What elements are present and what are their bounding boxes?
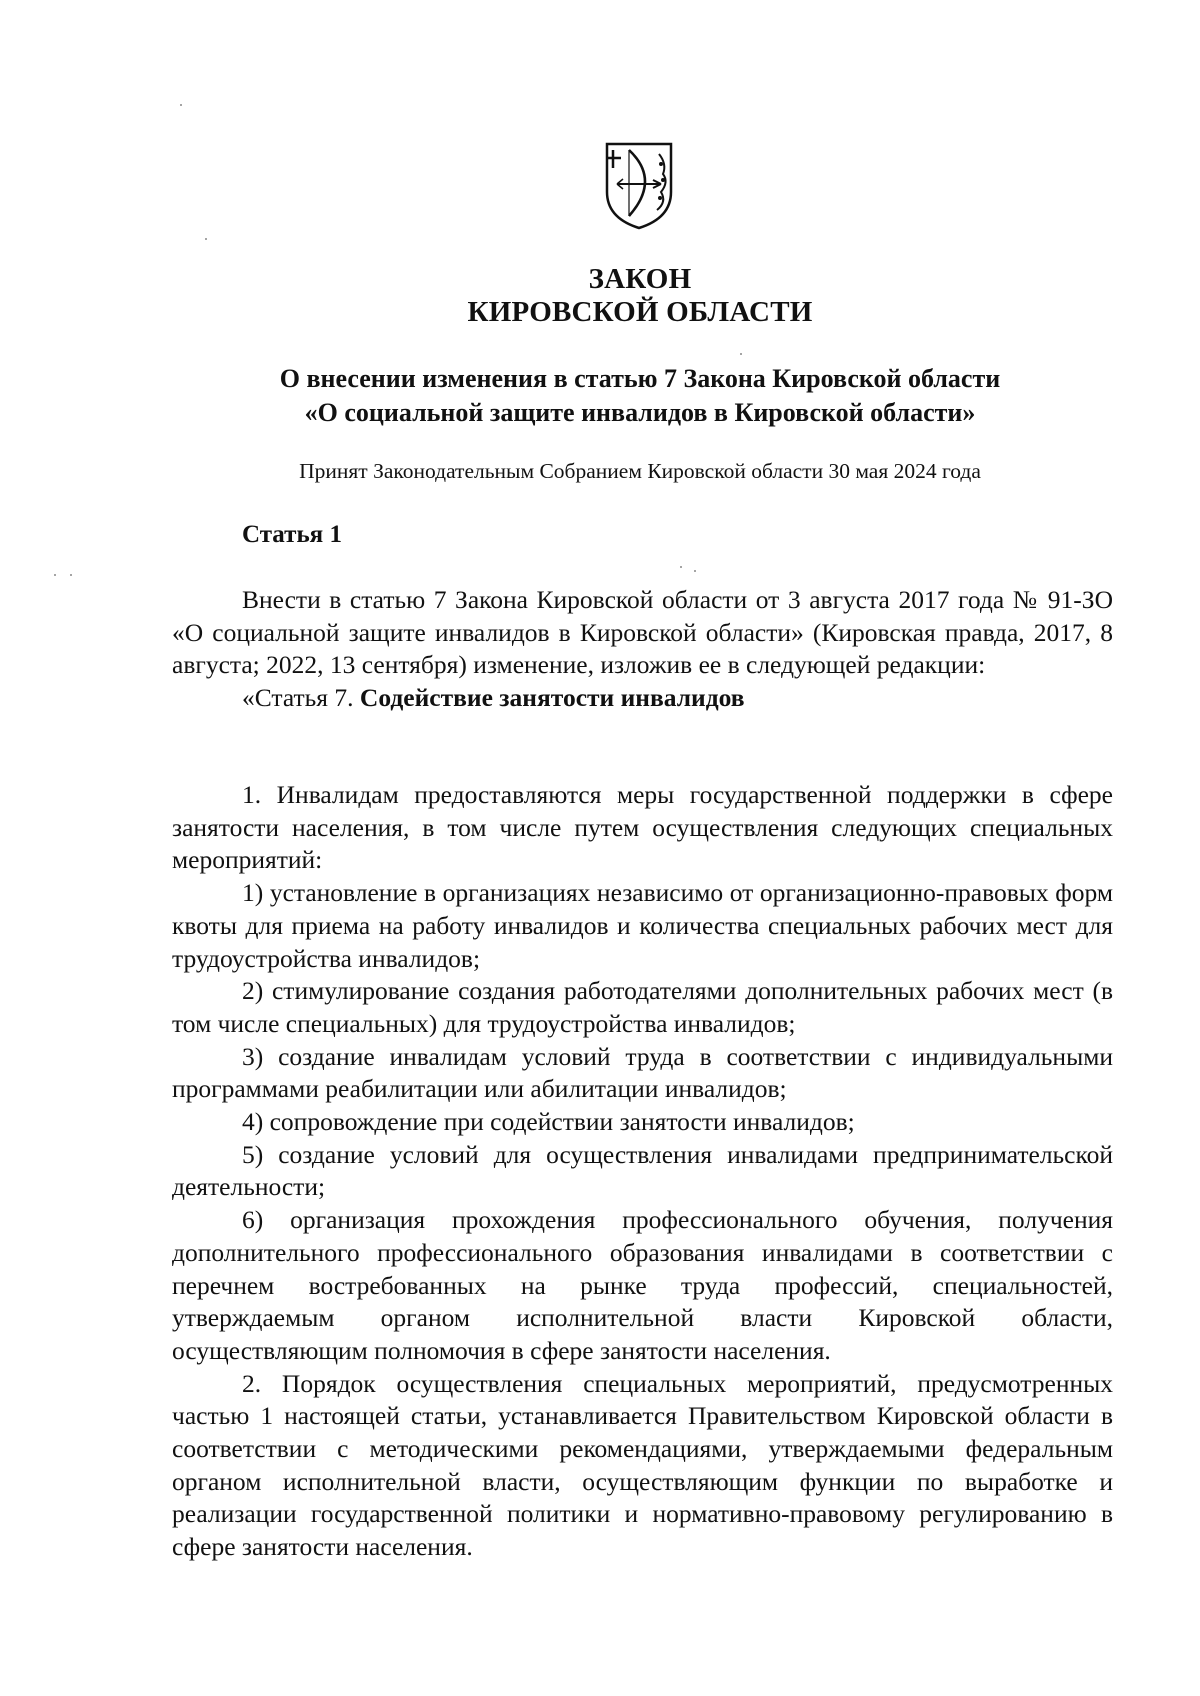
list-item-2: 2) стимулирование создания работодателями дополнительных рабочих мест (в том числе специальных) для трудоустройства инвалидов; (172, 976, 1113, 1038)
scan-speck (694, 570, 696, 572)
scan-speck (205, 238, 207, 240)
paragraph-1: 1. Инвалидам предоставляются меры государственной поддержки в сфере занятости населения, в том числе путем осуществления следующих специальных мероприятий: (172, 780, 1113, 875)
list-item-4: 4) сопровождение при содействии занятости инвалидов; (242, 1107, 855, 1137)
new-article-prefix: «Статья 7. (242, 683, 360, 713)
scan-speck (740, 353, 742, 355)
new-article-body (172, 779, 1113, 1564)
kirov-coat-of-arms-icon (603, 140, 675, 230)
list-item-6: 6) организация прохождения профессионального обучения, получения дополнительного профессионального образования инвалидами в соответствии с перечнем востребованных на рынке труда профессий, специальностей, утверждаемым органом исполнительной власти Кировской области, осуществляющим полномочия в сфере занятости населения. (172, 1205, 1113, 1365)
law-subject-line-2: «О социальной защите инвалидов в Кировской области» (304, 398, 976, 427)
law-title: ЗАКОН (588, 263, 692, 295)
list-item-5: 5) создание условий для осуществления инвалидами предпринимательской деятельности; (172, 1139, 1113, 1202)
law-subject-line-1: О внесении изменения в статью 7 Закона Кировской области (279, 364, 1001, 393)
list-item-3: 3) создание инвалидам условий труда в соответствии с индивидуальными программами реабилитации или абилитации инвалидов; (172, 1041, 1113, 1104)
scan-speck (70, 574, 72, 576)
list-item-1: 1) установление в организациях независимо от организационно-правовых форм квоты для приема на работу инвалидов и количества специальных рабочих мест для трудоустройства инвалидов; (172, 878, 1113, 973)
adoption-note: Принят Законодательным Собранием Кировской области 30 мая 2024 года (299, 459, 981, 483)
scan-speck (180, 104, 182, 106)
article-intro-block (172, 584, 1113, 715)
article-heading: Статья 1 (242, 521, 342, 548)
law-region: КИРОВСКОЙ ОБЛАСТИ (467, 296, 813, 328)
paragraph-2: 2. Порядок осуществления специальных мероприятий, предусмотренных частью 1 настоящей статьи, устанавливается Правительством Кировской области в соответствии с методическими рекомендациями, утверждаемыми федеральным органом исполнительной власти, осуществляющим функции по выработке и реализации государственной политики и нормативно-правовому регулированию в сфере занятости населения. (172, 1368, 1113, 1562)
new-article-title (172, 682, 1113, 715)
scan-speck (54, 574, 56, 576)
article-intro-paragraph: Внести в статью 7 Закона Кировской области от 3 августа 2017 года № 91-ЗО «О социальной защите инвалидов в Кировской области» (Кировская правда, 2017, 8 августа; 2022, 13 сентября) изменение, изложив ее в следующей редакции: (172, 585, 1113, 680)
new-article-name: Содействие занятости инвалидов (359, 683, 745, 713)
scan-speck (680, 566, 682, 568)
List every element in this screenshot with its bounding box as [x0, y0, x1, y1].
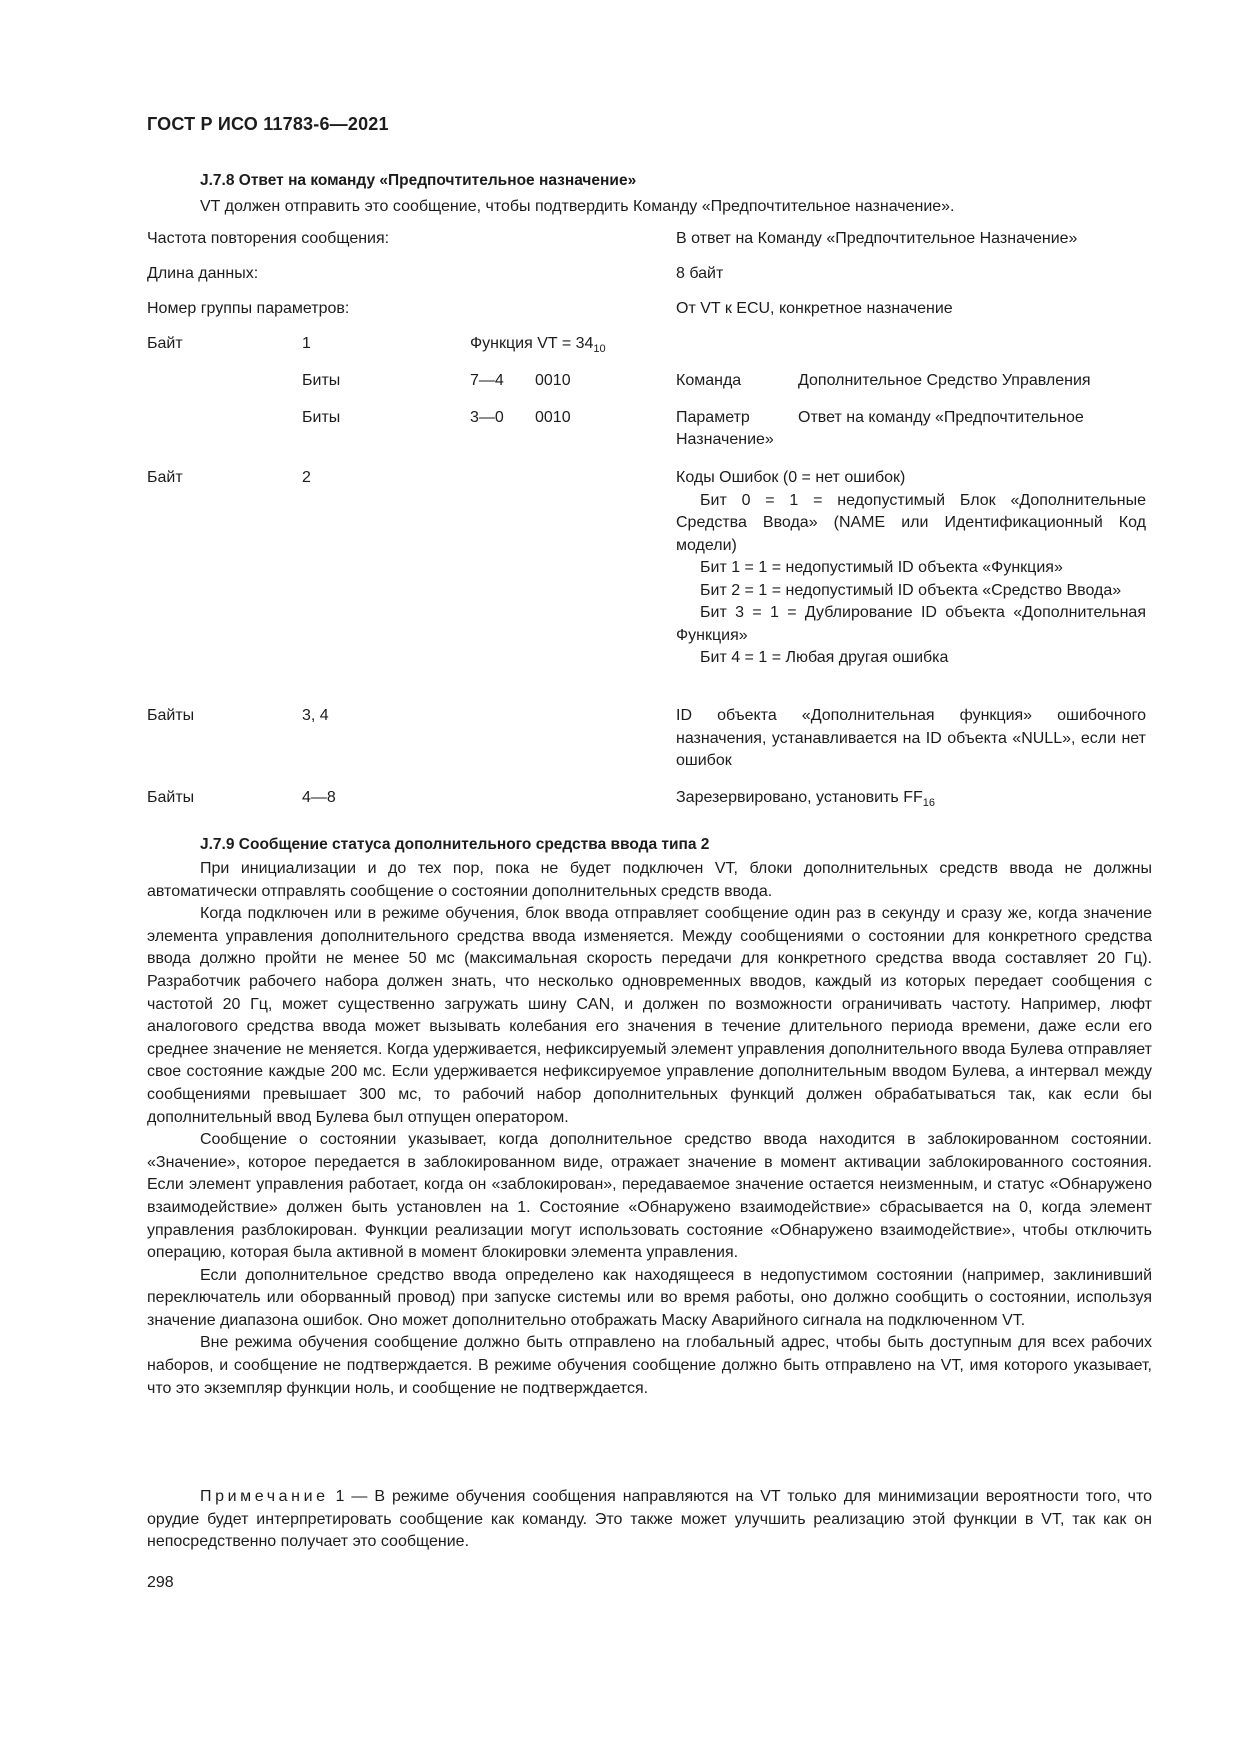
param-label-repeat-rate: Частота повторения сообщения:: [147, 230, 390, 247]
param-value-pgn: От VT к ECU, конкретное назначение: [676, 300, 953, 317]
bits-a-code: 0010: [535, 372, 571, 389]
byte34-number: 3, 4: [302, 707, 329, 724]
error-codes-heading: Коды Ошибок (0 = нет ошибок): [676, 469, 906, 486]
byte2-label: Байт: [147, 469, 183, 486]
bits-b-description: Ответ на команду «Предпочтительное: [798, 409, 1084, 426]
param-label-data-length: Длина данных:: [147, 265, 259, 282]
paragraph: Если дополнительное средство ввода определено как находящееся в недопустимом состоянии (например, заклинивший переключатель или оборванный провод) при запуске системы или во время работы, оно должно сообщить о состоянии, используя значение диапазона ошибок. Оно может дополнительно отображать Маску Аварийного сигнала на подключенном VT.: [147, 1266, 1152, 1329]
byte48-label: Байты: [147, 789, 195, 806]
page-number: 298: [147, 1574, 174, 1591]
bits-a-name: Команда: [676, 372, 742, 389]
bits-b-code: 0010: [535, 409, 571, 426]
byte34-description: ID объекта «Дополнительная функция» ошибочного назначения, устанавливается на ID объекта «NULL», если нет ошибок: [676, 707, 1146, 769]
error-bit0: Бит 0 = 1 = недопустимый Блок «Дополнительные Средства Ввода» (NAME или Идентификационный Код модели): [676, 491, 1146, 554]
note: [147, 1486, 1152, 1554]
error-bit2: Бит 2 = 1 = недопустимый ID объекта «Средство Ввода»: [700, 581, 1122, 599]
byte48-description: Зарезервировано, установить $FF_{16}$: [676, 789, 935, 809]
error-codes-block: [676, 467, 1146, 670]
bits-a-description: Дополнительное Средство Управления: [798, 372, 1091, 389]
bits-b-description-cont: Назначение»: [676, 431, 774, 448]
note-text: 1 — В режиме обучения сообщения направляются на VT только для минимизации вероятности того, что орудие будет интерпретировать сообщение как команду. Это также может улучшить реализацию этой функции в VT, так как он непосредственно получает это сообщение.: [147, 1488, 1152, 1551]
error-bit3: Бит 3 = 1 = Дублирование ID объекта «Дополнительная Функция»: [676, 604, 1146, 644]
section-j79-body: [147, 858, 1152, 1400]
bits-a-range: 7—4: [470, 372, 504, 389]
byte34-label: Байты: [147, 707, 195, 724]
param-value-repeat-rate: В ответ на Команду «Предпочтительное Назначение»: [676, 230, 1078, 247]
paragraph: Вне режима обучения сообщение должно быть отправлено на глобальный адрес, чтобы быть доступным для всех рабочих наборов, и сообщение не подтверждается. В режиме обучения сообщение должно быть отправлено на VT, имя которого указывает, что это экземпляр функции ноль, и сообщение не подтверждается.: [147, 1334, 1152, 1397]
error-bit4: Бит 4 = 1 = Любая другая ошибка: [700, 649, 949, 666]
bits-b-name: Параметр: [676, 409, 750, 426]
paragraph: Сообщение о состоянии указывает, когда дополнительное средство ввода находится в заблокированном состоянии. «Значение», которое передается в заблокированном виде, отражает значение в момент активации заблокированного состояния. Если элемент управления работает, когда он «заблокирован», передаваемое значение остается неизменным, и статус «Обнаружено взаимодействие» должен быть установлен на 1. Состояние «Обнаружено взаимодействие» сбрасывается на 0, когда элемент управления разблокирован. Функции реализации могут использовать состояние «Обнаружено взаимодействие», чтобы отключить операцию, которая была активной в момент блокировки элемента управления.: [147, 1131, 1152, 1262]
byte48-number: 4—8: [302, 789, 336, 806]
param-label-pgn: Номер группы параметров:: [147, 300, 350, 317]
paragraph: При инициализации и до тех пор, пока не будет подключен VT, блоки дополнительных средств ввода не должны автоматически отправлять сообщение о состоянии дополнительных средств ввода.: [147, 860, 1152, 900]
error-bit1: Бит 1 = 1 = недопустимый ID объекта «Функция»: [700, 559, 1063, 576]
byte1-label: Байт: [147, 335, 183, 352]
byte2-number: 2: [302, 469, 311, 486]
byte1-function: Функция VT = $34_{10}$: [470, 335, 606, 355]
byte1-number: 1: [302, 335, 311, 352]
bits-b-range: 3—0: [470, 409, 504, 426]
param-value-data-length: 8 байт: [676, 265, 724, 282]
document-header: ГОСТ Р ИСО 11783-6—2021: [147, 114, 389, 134]
note-label: Примечание: [200, 1488, 329, 1505]
bits-a-label: Биты: [302, 372, 341, 389]
section-j78-title: J.7.8 Ответ на команду «Предпочтительное назначение»: [200, 172, 637, 189]
paragraph: Когда подключен или в режиме обучения, блок ввода отправляет сообщение один раз в секунду и сразу же, когда значение элемента управления дополнительного средства ввода изменяется. Между сообщениями о состоянии для конкретного средства ввода должно пройти не менее 50 мс (максимальная скорость передачи для конкретного средства ввода составляет 20 Гц). Разработчик рабочего набора должен знать, что несколько одновременных вводов, каждый из которых передает сообщения с частотой 20 Гц, может существенно загружать шину CAN, и должен по возможности ограничивать частоту. Например, люфт аналогового средства ввода может вызывать колебания его значения в течение длительного периода времени, даже если его среднее значение не меняется. Когда удерживается, нефиксируемый элемент управления дополнительного ввода Булева отправляет свое состояние каждые 200 мс. Если удерживается нефиксируемое управление дополнительным вводом Булева, а интервал между сообщениями превышает 300 мс, то рабочий набор дополнительных функций должен обрабатываться так, как если бы дополнительный ввод Булева был отпущен оператором.: [147, 905, 1152, 1126]
section-j78-intro: VT должен отправить это сообщение, чтобы подтвердить Команду «Предпочтительное назначение».: [200, 198, 955, 215]
section-j79-title: J.7.9 Сообщение статуса дополнительного средства ввода типа 2: [200, 836, 710, 853]
bits-b-label: Биты: [302, 409, 341, 426]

- - -

## [TO DO]
Lay out the lines of the records from the one containing "param-label-repeat-rate: Частота повторения" up to and including the one containing "byte34-number: 3, 4: [302, 707, 329, 724]" as a Markdown table with the columns Row and Text, leaving out any blank lines.

## [RIGHT ANSWER]
| Row | Text |
|---|---|
| 1 | param-label-repeat-rate: Частота повторения сообщения:: [147, 230, 390, 247] |
| 2 | param-value-pgn: От VT к ECU, конкретное назначение: [676, 300, 953, 317] |
| 3 | bits-a-code: 0010: [535, 372, 571, 389] |
| 4 | byte34-number: 3, 4: [302, 707, 329, 724] |